# STORED RECORDS
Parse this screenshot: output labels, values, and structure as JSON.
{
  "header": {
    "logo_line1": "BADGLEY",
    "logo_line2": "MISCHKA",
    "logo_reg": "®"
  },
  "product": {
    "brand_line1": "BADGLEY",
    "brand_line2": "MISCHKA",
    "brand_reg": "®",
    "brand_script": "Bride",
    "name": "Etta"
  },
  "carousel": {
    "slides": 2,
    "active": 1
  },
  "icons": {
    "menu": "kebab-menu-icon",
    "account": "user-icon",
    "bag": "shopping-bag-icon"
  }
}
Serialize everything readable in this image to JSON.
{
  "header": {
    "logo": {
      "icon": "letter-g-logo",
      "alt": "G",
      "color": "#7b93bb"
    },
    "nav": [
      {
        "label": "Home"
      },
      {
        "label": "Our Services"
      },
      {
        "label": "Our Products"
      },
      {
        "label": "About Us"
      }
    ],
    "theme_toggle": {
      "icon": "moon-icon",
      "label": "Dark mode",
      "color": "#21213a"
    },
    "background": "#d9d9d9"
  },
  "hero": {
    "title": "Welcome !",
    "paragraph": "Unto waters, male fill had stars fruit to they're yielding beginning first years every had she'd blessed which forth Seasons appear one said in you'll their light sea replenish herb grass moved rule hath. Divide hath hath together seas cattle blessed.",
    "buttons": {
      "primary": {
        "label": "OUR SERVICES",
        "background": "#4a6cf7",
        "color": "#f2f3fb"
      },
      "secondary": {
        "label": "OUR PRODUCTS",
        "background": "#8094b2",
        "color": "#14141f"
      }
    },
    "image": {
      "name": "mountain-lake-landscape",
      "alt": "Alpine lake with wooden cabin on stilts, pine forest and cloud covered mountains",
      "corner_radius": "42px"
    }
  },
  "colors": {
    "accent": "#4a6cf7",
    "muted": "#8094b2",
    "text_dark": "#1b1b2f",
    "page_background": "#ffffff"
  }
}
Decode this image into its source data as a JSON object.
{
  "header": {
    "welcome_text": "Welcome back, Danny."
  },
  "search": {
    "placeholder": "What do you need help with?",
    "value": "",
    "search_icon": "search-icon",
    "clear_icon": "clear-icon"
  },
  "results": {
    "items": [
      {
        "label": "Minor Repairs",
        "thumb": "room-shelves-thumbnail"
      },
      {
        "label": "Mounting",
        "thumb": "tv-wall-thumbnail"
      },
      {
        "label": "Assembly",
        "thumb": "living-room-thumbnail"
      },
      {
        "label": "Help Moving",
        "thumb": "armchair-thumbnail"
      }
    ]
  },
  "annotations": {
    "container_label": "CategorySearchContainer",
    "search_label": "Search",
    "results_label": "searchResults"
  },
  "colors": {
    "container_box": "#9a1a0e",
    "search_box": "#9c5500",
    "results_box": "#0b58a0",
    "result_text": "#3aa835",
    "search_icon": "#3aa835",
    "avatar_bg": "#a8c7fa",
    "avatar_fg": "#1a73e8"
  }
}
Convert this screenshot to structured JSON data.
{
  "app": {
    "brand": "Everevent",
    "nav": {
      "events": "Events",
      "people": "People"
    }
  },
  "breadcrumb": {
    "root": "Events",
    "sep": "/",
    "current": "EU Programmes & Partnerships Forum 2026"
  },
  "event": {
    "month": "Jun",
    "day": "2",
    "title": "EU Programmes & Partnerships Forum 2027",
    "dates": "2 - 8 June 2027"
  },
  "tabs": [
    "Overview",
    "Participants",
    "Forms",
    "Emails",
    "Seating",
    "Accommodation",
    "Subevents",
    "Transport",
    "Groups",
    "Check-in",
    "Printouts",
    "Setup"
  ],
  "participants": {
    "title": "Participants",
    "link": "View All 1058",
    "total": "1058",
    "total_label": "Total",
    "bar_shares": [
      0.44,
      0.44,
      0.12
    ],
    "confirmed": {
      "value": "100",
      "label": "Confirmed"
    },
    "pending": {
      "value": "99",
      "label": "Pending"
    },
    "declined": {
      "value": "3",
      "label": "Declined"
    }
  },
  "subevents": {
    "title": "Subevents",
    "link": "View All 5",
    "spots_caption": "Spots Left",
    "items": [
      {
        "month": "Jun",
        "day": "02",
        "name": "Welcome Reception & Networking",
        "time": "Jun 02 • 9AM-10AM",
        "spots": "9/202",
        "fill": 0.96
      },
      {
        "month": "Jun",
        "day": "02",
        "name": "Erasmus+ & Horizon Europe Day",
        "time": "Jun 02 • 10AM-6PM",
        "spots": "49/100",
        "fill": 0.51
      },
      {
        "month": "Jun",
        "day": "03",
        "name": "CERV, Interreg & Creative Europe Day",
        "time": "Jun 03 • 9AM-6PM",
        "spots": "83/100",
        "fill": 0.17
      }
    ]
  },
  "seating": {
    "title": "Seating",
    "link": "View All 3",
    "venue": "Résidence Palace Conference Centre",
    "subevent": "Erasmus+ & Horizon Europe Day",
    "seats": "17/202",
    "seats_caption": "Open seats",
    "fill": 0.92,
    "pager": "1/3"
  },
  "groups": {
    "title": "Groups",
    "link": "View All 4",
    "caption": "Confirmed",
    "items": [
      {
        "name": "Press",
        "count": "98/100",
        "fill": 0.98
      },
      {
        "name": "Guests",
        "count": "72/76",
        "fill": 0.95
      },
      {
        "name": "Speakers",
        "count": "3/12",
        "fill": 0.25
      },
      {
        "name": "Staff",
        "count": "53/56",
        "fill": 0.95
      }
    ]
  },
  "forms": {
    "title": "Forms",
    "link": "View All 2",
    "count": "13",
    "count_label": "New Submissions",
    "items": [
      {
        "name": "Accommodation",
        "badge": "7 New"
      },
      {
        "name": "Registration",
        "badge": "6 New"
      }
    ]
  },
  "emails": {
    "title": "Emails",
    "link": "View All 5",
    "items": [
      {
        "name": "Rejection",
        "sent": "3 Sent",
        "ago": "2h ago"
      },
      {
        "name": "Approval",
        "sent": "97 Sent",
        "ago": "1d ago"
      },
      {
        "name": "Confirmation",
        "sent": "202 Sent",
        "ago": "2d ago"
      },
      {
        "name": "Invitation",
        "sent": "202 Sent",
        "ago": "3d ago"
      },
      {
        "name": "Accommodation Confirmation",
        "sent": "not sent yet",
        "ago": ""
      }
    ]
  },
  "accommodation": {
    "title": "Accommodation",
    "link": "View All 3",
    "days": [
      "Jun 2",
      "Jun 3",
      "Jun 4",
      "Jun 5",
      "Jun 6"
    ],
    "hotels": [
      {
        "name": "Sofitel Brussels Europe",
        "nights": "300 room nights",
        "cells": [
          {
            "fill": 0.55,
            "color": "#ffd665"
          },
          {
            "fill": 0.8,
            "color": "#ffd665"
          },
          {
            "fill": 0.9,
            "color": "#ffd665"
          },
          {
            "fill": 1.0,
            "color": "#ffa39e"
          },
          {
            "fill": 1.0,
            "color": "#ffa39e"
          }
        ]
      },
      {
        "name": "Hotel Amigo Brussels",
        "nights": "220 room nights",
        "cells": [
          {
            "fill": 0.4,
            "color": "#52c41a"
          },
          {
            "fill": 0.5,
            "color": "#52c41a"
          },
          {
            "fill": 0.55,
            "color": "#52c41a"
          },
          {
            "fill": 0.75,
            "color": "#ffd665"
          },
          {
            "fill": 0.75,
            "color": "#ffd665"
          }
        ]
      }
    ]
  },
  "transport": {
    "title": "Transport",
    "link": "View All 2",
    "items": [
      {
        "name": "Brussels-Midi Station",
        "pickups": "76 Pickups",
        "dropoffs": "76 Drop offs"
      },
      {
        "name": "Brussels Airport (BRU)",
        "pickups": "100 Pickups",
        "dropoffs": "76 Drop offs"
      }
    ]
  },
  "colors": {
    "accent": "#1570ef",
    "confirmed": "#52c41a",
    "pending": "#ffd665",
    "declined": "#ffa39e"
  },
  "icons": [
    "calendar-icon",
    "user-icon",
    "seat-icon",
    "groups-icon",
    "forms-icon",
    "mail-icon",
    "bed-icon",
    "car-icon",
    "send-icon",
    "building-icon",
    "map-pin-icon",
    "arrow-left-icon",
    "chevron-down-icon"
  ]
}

# SHORT EXERCISE
Review the material and copy each line in which the word "data" appears.

# RESULT
Decode this image into its source data as a JSON object.
Convert this screenshot to structured JSON data.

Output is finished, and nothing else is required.